• **Short problem**
Find each line with the string "true" and copy it.

Dataset rows
========
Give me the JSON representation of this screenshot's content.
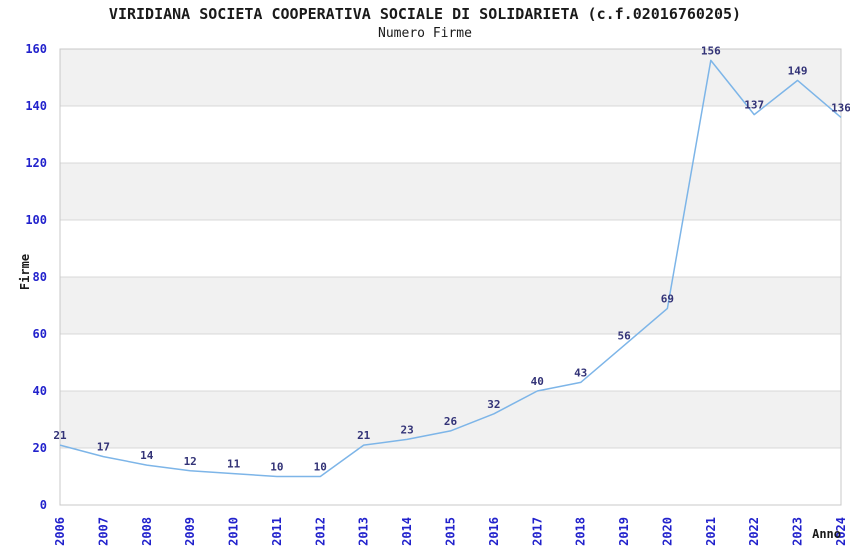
{
  "chart_data": {
    "type": "line",
    "title": "VIRIDIANA SOCIETA COOPERATIVA SOCIALE DI SOLIDARIETA (c.f.02016760205)",
    "subtitle": "Numero Firme",
    "xlabel": "Anno",
    "ylabel": "Firme",
    "categories": [
      "2006",
      "2007",
      "2008",
      "2009",
      "2010",
      "2011",
      "2012",
      "2013",
      "2014",
      "2015",
      "2016",
      "2017",
      "2018",
      "2019",
      "2020",
      "2021",
      "2022",
      "2023",
      "2024"
    ],
    "series": [
      {
        "name": "Numero Firme",
        "values": [
          21,
          17,
          14,
          12,
          11,
          10,
          10,
          21,
          23,
          26,
          32,
          40,
          43,
          56,
          69,
          156,
          137,
          149,
          136
        ]
      }
    ],
    "ylim": [
      0,
      160
    ],
    "ytick_step": 20,
    "yticks": [
      0,
      20,
      40,
      60,
      80,
      100,
      120,
      140,
      160
    ],
    "xtick_rotation": -90,
    "grid": "horizontal",
    "banded_background": true,
    "point_labels": true,
    "legend": "none",
    "colors": {
      "line": "#7db5e8",
      "tick_label": "#2222cc",
      "point_label": "#333377",
      "band_fill": "#f1f1f1",
      "grid_line": "#d8d8d8",
      "plot_border": "#c8c8c8",
      "text": "#1a1a1a",
      "background": "#ffffff"
    }
  }
}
========
• **Final answer**
    "banded_background": true,
    "point_labels": true,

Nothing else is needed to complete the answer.